§ **JOB**
Every entry below should be printed exactly, without its images.
:::::
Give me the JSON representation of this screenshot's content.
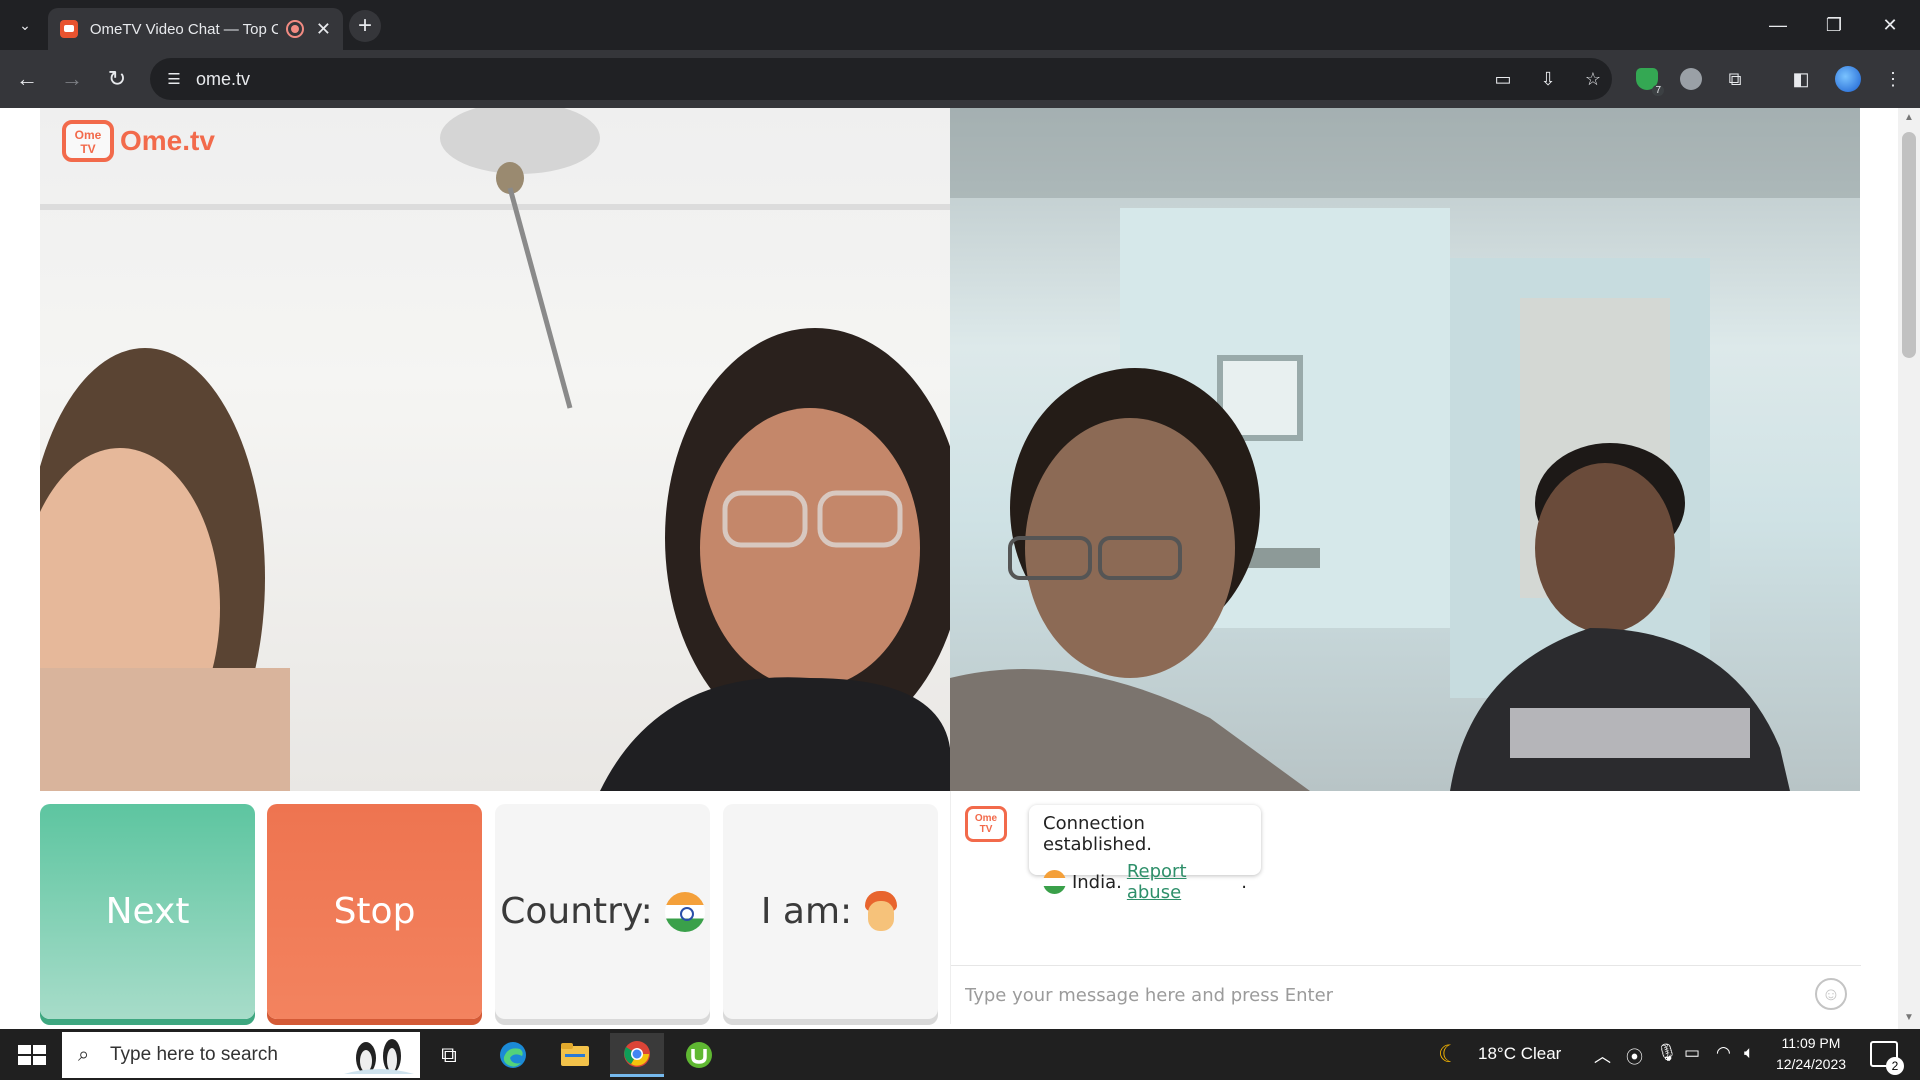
{
  "browser": {
    "tab_title": "OmeTV Video Chat — Top Chat",
    "url": "ome.tv",
    "extension_badge": "7"
  },
  "page": {
    "logo_text": "Ome.tv",
    "logo_tv_text": "Ome TV",
    "buttons": {
      "next": "Next",
      "stop": "Stop",
      "country": "Country:",
      "i_am": "I am:"
    },
    "chat": {
      "message_line1": "Connection established.",
      "country": "India.",
      "report_link": "Report abuse",
      "period": ".",
      "input_placeholder": "Type your message here and press Enter"
    },
    "colors": {
      "next": "#5dc5a0",
      "stop": "#ee7450",
      "brand": "#f26a4b",
      "link": "#2e8f6a"
    }
  },
  "taskbar": {
    "search_placeholder": "Type here to search",
    "weather": "18°C  Clear",
    "time": "11:09 PM",
    "date": "12/24/2023",
    "notification_count": "2",
    "apps": [
      "task-view",
      "edge",
      "file-explorer",
      "chrome",
      "utorrent"
    ]
  }
}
:::::
§ **ANSWER FOR THIS EXERCISE**
Give me the JSON representation of this screenshot's content.
{
  "browser": {
    "tab_title": "OmeTV Video Chat — Top Chat",
    "url": "ome.tv",
    "extension_badge": "7"
  },
  "page": {
    "logo_text": "Ome.tv",
    "logo_tv_text": "Ome TV",
    "buttons": {
      "next": "Next",
      "stop": "Stop",
      "country": "Country:",
      "i_am": "I am:"
    },
    "chat": {
      "message_line1": "Connection established.",
      "country": "India.",
      "report_link": "Report abuse",
      "period": ".",
      "input_placeholder": "Type your message here and press Enter"
    },
    "colors": {
      "next": "#5dc5a0",
      "stop": "#ee7450",
      "brand": "#f26a4b",
      "link": "#2e8f6a"
    }
  },
  "taskbar": {
    "search_placeholder": "Type here to search",
    "weather": "18°C  Clear",
    "time": "11:09 PM",
    "date": "12/24/2023",
    "notification_count": "2",
    "apps": [
      "task-view",
      "edge",
      "file-explorer",
      "chrome",
      "utorrent"
    ]
  }
}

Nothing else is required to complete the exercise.